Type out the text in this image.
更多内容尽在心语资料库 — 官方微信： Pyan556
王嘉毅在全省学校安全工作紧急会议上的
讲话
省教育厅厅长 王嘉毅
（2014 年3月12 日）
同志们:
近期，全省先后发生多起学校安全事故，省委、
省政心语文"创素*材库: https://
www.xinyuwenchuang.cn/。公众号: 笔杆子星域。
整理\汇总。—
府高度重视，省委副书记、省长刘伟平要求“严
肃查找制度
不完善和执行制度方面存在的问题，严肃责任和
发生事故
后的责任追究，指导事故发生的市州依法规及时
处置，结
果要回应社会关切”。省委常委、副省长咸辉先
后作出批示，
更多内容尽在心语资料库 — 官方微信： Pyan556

**STATED PROBLEM**
Retype the whole listing, matching it exactly.

**CORRECT OUTPUT**
Type out the text in this image.
更多内容尽在心语资料库 — 官方微信： Pyan556
王嘉毅在全省学校安全工作紧急会议上的
讲话
省教育厅厅长 王嘉毅
（2014 年3月12 日）
同志们:
近期，全省先后发生多起学校安全事故，省委、
省政心语文"创素*材库: https://
www.xinyuwenchuang.cn/。公众号: 笔杆子星域。
整理\汇总。—
府高度重视，省委副书记、省长刘伟平要求“严
肃查找制度
不完善和执行制度方面存在的问题，严肃责任和
发生事故
后的责任追究，指导事故发生的市州依法规及时
处置，结
果要回应社会关切”。省委常委、副省长咸辉先
后作出批示，
更多内容尽在心语资料库 — 官方微信： Pyan556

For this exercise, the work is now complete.